• **Materials provided**:
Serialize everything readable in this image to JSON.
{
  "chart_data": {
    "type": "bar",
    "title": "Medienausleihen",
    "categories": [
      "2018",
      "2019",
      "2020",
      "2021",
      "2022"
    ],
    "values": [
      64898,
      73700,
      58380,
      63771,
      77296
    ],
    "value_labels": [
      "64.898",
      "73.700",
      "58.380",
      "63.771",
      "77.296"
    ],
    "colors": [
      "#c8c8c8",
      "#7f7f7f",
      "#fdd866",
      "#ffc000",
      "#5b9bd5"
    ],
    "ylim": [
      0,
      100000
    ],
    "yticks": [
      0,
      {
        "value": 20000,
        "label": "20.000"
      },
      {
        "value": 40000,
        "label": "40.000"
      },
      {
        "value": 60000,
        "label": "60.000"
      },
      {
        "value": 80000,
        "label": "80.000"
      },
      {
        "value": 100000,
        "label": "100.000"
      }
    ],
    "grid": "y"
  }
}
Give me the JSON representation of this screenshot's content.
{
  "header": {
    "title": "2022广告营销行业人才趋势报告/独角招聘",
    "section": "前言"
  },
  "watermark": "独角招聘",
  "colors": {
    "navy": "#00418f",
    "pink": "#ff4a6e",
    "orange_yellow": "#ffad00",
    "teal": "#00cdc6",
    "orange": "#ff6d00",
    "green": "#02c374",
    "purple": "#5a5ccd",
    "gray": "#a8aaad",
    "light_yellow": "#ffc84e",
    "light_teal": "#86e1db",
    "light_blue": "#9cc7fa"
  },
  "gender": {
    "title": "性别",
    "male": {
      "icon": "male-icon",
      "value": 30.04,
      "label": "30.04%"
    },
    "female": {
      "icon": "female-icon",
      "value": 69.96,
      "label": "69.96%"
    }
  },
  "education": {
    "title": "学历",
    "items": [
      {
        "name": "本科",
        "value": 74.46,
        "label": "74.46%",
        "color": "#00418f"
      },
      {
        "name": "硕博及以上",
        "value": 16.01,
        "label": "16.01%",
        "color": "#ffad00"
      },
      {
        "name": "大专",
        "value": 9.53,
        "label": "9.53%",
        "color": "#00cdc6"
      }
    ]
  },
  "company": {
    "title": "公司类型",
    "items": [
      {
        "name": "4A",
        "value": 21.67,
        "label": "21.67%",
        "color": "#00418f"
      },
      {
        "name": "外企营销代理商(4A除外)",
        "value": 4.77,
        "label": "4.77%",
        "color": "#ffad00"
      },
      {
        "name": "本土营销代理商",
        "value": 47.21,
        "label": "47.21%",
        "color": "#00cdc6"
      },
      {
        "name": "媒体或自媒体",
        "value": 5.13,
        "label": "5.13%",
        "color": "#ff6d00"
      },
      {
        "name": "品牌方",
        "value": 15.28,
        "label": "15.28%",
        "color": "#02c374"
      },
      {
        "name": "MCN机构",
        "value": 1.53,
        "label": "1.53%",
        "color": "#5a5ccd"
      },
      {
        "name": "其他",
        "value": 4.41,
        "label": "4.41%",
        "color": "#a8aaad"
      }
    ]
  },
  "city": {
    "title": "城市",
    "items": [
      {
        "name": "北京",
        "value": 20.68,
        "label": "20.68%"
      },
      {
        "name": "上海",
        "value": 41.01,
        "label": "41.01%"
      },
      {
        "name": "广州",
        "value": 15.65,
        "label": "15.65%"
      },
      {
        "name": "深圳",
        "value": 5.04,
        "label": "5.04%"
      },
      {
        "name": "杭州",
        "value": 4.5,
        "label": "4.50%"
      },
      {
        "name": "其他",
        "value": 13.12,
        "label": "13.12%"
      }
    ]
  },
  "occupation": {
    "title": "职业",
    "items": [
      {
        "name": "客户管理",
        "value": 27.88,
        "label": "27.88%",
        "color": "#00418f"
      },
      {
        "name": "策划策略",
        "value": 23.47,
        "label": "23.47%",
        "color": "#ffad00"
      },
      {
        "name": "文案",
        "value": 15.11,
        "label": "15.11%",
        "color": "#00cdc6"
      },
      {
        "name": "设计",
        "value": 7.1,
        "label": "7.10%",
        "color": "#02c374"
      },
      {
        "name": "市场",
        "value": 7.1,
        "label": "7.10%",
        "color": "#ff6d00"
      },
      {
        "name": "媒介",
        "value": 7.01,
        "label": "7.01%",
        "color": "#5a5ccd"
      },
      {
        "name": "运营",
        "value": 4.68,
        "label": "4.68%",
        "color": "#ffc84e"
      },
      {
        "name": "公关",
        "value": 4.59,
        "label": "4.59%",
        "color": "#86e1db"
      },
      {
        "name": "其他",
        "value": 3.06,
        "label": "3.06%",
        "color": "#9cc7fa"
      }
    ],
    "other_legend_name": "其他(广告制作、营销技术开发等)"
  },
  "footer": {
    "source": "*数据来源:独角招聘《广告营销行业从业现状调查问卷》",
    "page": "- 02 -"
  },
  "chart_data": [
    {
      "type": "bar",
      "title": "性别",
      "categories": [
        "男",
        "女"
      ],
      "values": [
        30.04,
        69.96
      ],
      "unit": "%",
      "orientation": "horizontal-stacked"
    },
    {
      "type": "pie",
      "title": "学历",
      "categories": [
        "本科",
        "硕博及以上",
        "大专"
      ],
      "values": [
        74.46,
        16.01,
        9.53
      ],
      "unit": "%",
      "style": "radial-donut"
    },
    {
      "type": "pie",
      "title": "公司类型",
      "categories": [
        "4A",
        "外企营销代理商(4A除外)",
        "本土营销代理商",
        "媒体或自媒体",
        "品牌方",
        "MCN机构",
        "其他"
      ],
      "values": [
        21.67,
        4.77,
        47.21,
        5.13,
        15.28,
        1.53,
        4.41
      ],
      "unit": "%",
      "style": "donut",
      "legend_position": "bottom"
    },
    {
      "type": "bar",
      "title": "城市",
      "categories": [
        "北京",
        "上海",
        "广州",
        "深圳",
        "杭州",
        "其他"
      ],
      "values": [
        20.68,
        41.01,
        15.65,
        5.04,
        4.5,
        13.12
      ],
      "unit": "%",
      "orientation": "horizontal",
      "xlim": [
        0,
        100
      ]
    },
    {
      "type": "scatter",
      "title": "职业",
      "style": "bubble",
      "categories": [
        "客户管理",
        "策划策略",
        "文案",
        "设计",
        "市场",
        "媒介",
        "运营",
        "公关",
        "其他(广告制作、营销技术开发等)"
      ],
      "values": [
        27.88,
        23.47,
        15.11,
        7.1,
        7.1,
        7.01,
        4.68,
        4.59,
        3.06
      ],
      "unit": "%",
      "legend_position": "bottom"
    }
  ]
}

• **Task description**: Provide all the records again, word for word.

• **Correct output**:
Serialize everything readable in this image to JSON.
{
  "chart_data": {
    "type": "bar",
    "title": "Medienausleihen",
    "categories": [
      "2018",
      "2019",
      "2020",
      "2021",
      "2022"
    ],
    "values": [
      64898,
      73700,
      58380,
      63771,
      77296
    ],
    "value_labels": [
      "64.898",
      "73.700",
      "58.380",
      "63.771",
      "77.296"
    ],
    "colors": [
      "#c8c8c8",
      "#7f7f7f",
      "#fdd866",
      "#ffc000",
      "#5b9bd5"
    ],
    "ylim": [
      0,
      100000
    ],
    "yticks": [
      0,
      {
        "value": 20000,
        "label": "20.000"
      },
      {
        "value": 40000,
        "label": "40.000"
      },
      {
        "value": 60000,
        "label": "60.000"
      },
      {
        "value": 80000,
        "label": "80.000"
      },
      {
        "value": 100000,
        "label": "100.000"
      }
    ],
    "grid": "y"
  }
}
Give me the JSON representation of this screenshot's content.
{
  "header": {
    "title": "2022广告营销行业人才趋势报告/独角招聘",
    "section": "前言"
  },
  "watermark": "独角招聘",
  "colors": {
    "navy": "#00418f",
    "pink": "#ff4a6e",
    "orange_yellow": "#ffad00",
    "teal": "#00cdc6",
    "orange": "#ff6d00",
    "green": "#02c374",
    "purple": "#5a5ccd",
    "gray": "#a8aaad",
    "light_yellow": "#ffc84e",
    "light_teal": "#86e1db",
    "light_blue": "#9cc7fa"
  },
  "gender": {
    "title": "性别",
    "male": {
      "icon": "male-icon",
      "value": 30.04,
      "label": "30.04%"
    },
    "female": {
      "icon": "female-icon",
      "value": 69.96,
      "label": "69.96%"
    }
  },
  "education": {
    "title": "学历",
    "items": [
      {
        "name": "本科",
        "value": 74.46,
        "label": "74.46%",
        "color": "#00418f"
      },
      {
        "name": "硕博及以上",
        "value": 16.01,
        "label": "16.01%",
        "color": "#ffad00"
      },
      {
        "name": "大专",
        "value": 9.53,
        "label": "9.53%",
        "color": "#00cdc6"
      }
    ]
  },
  "company": {
    "title": "公司类型",
    "items": [
      {
        "name": "4A",
        "value": 21.67,
        "label": "21.67%",
        "color": "#00418f"
      },
      {
        "name": "外企营销代理商(4A除外)",
        "value": 4.77,
        "label": "4.77%",
        "color": "#ffad00"
      },
      {
        "name": "本土营销代理商",
        "value": 47.21,
        "label": "47.21%",
        "color": "#00cdc6"
      },
      {
        "name": "媒体或自媒体",
        "value": 5.13,
        "label": "5.13%",
        "color": "#ff6d00"
      },
      {
        "name": "品牌方",
        "value": 15.28,
        "label": "15.28%",
        "color": "#02c374"
      },
      {
        "name": "MCN机构",
        "value": 1.53,
        "label": "1.53%",
        "color": "#5a5ccd"
      },
      {
        "name": "其他",
        "value": 4.41,
        "label": "4.41%",
        "color": "#a8aaad"
      }
    ]
  },
  "city": {
    "title": "城市",
    "items": [
      {
        "name": "北京",
        "value": 20.68,
        "label": "20.68%"
      },
      {
        "name": "上海",
        "value": 41.01,
        "label": "41.01%"
      },
      {
        "name": "广州",
        "value": 15.65,
        "label": "15.65%"
      },
      {
        "name": "深圳",
        "value": 5.04,
        "label": "5.04%"
      },
      {
        "name": "杭州",
        "value": 4.5,
        "label": "4.50%"
      },
      {
        "name": "其他",
        "value": 13.12,
        "label": "13.12%"
      }
    ]
  },
  "occupation": {
    "title": "职业",
    "items": [
      {
        "name": "客户管理",
        "value": 27.88,
        "label": "27.88%",
        "color": "#00418f"
      },
      {
        "name": "策划策略",
        "value": 23.47,
        "label": "23.47%",
        "color": "#ffad00"
      },
      {
        "name": "文案",
        "value": 15.11,
        "label": "15.11%",
        "color": "#00cdc6"
      },
      {
        "name": "设计",
        "value": 7.1,
        "label": "7.10%",
        "color": "#02c374"
      },
      {
        "name": "市场",
        "value": 7.1,
        "label": "7.10%",
        "color": "#ff6d00"
      },
      {
        "name": "媒介",
        "value": 7.01,
        "label": "7.01%",
        "color": "#5a5ccd"
      },
      {
        "name": "运营",
        "value": 4.68,
        "label": "4.68%",
        "color": "#ffc84e"
      },
      {
        "name": "公关",
        "value": 4.59,
        "label": "4.59%",
        "color": "#86e1db"
      },
      {
        "name": "其他",
        "value": 3.06,
        "label": "3.06%",
        "color": "#9cc7fa"
      }
    ],
    "other_legend_name": "其他(广告制作、营销技术开发等)"
  },
  "footer": {
    "source": "*数据来源:独角招聘《广告营销行业从业现状调查问卷》",
    "page": "- 02 -"
  },
  "chart_data": [
    {
      "type": "bar",
      "title": "性别",
      "categories": [
        "男",
        "女"
      ],
      "values": [
        30.04,
        69.96
      ],
      "unit": "%",
      "orientation": "horizontal-stacked"
    },
    {
      "type": "pie",
      "title": "学历",
      "categories": [
        "本科",
        "硕博及以上",
        "大专"
      ],
      "values": [
        74.46,
        16.01,
        9.53
      ],
      "unit": "%",
      "style": "radial-donut"
    },
    {
      "type": "pie",
      "title": "公司类型",
      "categories": [
        "4A",
        "外企营销代理商(4A除外)",
        "本土营销代理商",
        "媒体或自媒体",
        "品牌方",
        "MCN机构",
        "其他"
      ],
      "values": [
        21.67,
        4.77,
        47.21,
        5.13,
        15.28,
        1.53,
        4.41
      ],
      "unit": "%",
      "style": "donut",
      "legend_position": "bottom"
    },
    {
      "type": "bar",
      "title": "城市",
      "categories": [
        "北京",
        "上海",
        "广州",
        "深圳",
        "杭州",
        "其他"
      ],
      "values": [
        20.68,
        41.01,
        15.65,
        5.04,
        4.5,
        13.12
      ],
      "unit": "%",
      "orientation": "horizontal",
      "xlim": [
        0,
        100
      ]
    },
    {
      "type": "scatter",
      "title": "职业",
      "style": "bubble",
      "categories": [
        "客户管理",
        "策划策略",
        "文案",
        "设计",
        "市场",
        "媒介",
        "运营",
        "公关",
        "其他(广告制作、营销技术开发等)"
      ],
      "values": [
        27.88,
        23.47,
        15.11,
        7.1,
        7.1,
        7.01,
        4.68,
        4.59,
        3.06
      ],
      "unit": "%",
      "legend_position": "bottom"
    }
  ]
}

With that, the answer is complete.